**Short task**. Your task is to extract the lines from the one holding "What text is on this page?" through the end of the material. Set them down exactly and add nothing.

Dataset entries

** Start **

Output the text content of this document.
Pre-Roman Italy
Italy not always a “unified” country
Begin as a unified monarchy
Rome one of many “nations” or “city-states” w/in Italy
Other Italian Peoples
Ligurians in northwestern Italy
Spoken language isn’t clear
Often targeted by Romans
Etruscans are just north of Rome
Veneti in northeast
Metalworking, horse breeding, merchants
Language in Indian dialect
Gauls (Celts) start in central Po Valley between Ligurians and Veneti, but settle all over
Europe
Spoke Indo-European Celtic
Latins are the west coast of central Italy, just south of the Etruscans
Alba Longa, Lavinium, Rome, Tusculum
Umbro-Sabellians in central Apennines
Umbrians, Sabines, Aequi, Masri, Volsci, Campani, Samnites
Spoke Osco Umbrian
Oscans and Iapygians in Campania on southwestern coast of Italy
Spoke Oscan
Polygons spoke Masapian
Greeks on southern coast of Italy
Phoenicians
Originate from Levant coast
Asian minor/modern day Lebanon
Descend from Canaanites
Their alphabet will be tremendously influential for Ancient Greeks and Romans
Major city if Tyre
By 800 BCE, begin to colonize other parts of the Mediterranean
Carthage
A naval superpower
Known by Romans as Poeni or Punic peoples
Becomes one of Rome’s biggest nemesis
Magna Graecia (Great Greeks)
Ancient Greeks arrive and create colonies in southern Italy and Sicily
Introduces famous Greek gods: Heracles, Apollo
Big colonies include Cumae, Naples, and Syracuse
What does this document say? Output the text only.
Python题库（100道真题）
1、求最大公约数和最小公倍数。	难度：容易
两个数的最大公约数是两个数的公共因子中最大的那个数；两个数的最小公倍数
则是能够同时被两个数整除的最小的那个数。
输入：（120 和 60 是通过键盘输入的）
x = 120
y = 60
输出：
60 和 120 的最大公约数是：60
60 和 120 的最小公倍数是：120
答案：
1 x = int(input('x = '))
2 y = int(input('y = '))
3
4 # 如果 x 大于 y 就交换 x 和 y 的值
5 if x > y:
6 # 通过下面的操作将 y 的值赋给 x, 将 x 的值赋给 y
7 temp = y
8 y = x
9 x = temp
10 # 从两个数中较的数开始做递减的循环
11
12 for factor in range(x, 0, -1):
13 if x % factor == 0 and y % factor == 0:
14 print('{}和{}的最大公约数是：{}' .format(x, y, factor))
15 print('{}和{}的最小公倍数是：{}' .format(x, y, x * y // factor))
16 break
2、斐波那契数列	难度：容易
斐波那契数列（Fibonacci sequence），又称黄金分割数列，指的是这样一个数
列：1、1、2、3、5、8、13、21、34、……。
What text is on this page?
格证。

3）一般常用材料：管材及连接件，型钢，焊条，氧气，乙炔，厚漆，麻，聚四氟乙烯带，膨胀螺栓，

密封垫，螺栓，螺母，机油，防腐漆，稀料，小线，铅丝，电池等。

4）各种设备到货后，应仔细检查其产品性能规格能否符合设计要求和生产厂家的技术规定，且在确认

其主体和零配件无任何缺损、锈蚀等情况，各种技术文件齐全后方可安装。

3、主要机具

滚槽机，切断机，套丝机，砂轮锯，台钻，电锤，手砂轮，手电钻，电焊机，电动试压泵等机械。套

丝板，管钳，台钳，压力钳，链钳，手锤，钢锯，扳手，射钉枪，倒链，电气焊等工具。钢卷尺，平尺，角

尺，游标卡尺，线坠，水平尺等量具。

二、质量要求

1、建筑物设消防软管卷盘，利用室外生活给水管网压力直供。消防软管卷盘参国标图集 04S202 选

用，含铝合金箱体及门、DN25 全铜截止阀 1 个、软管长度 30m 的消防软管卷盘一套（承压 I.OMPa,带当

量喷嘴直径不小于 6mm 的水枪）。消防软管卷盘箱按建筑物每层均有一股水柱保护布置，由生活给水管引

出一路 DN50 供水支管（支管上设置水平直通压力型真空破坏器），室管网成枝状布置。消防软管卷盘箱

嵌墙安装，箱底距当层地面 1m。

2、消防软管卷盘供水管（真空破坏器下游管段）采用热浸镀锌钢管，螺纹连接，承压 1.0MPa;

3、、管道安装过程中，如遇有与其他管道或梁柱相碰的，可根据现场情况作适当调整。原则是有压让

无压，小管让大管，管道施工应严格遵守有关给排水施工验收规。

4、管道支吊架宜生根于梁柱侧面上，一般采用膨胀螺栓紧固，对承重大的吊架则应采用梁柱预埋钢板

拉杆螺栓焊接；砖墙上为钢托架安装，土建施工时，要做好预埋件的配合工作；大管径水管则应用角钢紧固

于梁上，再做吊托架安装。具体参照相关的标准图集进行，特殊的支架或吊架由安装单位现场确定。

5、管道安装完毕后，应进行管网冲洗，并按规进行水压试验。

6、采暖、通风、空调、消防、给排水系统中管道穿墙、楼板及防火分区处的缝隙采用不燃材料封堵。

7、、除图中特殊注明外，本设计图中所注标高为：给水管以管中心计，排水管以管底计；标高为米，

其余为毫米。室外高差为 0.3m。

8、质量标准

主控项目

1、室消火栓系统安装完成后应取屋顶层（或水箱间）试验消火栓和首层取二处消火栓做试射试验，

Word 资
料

** End **

**Solution**.
What text is on this page?
格证。

3）一般常用材料：管材及连接件，型钢，焊条，氧气，乙炔，厚漆，麻，聚四氟乙烯带，膨胀螺栓，

密封垫，螺栓，螺母，机油，防腐漆，稀料，小线，铅丝，电池等。

4）各种设备到货后，应仔细检查其产品性能规格能否符合设计要求和生产厂家的技术规定，且在确认

其主体和零配件无任何缺损、锈蚀等情况，各种技术文件齐全后方可安装。

3、主要机具

滚槽机，切断机，套丝机，砂轮锯，台钻，电锤，手砂轮，手电钻，电焊机，电动试压泵等机械。套

丝板，管钳，台钳，压力钳，链钳，手锤，钢锯，扳手，射钉枪，倒链，电气焊等工具。钢卷尺，平尺，角

尺，游标卡尺，线坠，水平尺等量具。

二、质量要求

1、建筑物设消防软管卷盘，利用室外生活给水管网压力直供。消防软管卷盘参国标图集 04S202 选

用，含铝合金箱体及门、DN25 全铜截止阀 1 个、软管长度 30m 的消防软管卷盘一套（承压 I.OMPa,带当

量喷嘴直径不小于 6mm 的水枪）。消防软管卷盘箱按建筑物每层均有一股水柱保护布置，由生活给水管引

出一路 DN50 供水支管（支管上设置水平直通压力型真空破坏器），室管网成枝状布置。消防软管卷盘箱

嵌墙安装，箱底距当层地面 1m。

2、消防软管卷盘供水管（真空破坏器下游管段）采用热浸镀锌钢管，螺纹连接，承压 1.0MPa;

3、、管道安装过程中，如遇有与其他管道或梁柱相碰的，可根据现场情况作适当调整。原则是有压让

无压，小管让大管，管道施工应严格遵守有关给排水施工验收规。

4、管道支吊架宜生根于梁柱侧面上，一般采用膨胀螺栓紧固，对承重大的吊架则应采用梁柱预埋钢板

拉杆螺栓焊接；砖墙上为钢托架安装，土建施工时，要做好预埋件的配合工作；大管径水管则应用角钢紧固

于梁上，再做吊托架安装。具体参照相关的标准图集进行，特殊的支架或吊架由安装单位现场确定。

5、管道安装完毕后，应进行管网冲洗，并按规进行水压试验。

6、采暖、通风、空调、消防、给排水系统中管道穿墙、楼板及防火分区处的缝隙采用不燃材料封堵。

7、、除图中特殊注明外，本设计图中所注标高为：给水管以管中心计，排水管以管底计；标高为米，

其余为毫米。室外高差为 0.3m。

8、质量标准

主控项目

1、室消火栓系统安装完成后应取屋顶层（或水箱间）试验消火栓和首层取二处消火栓做试射试验，

Word 资
料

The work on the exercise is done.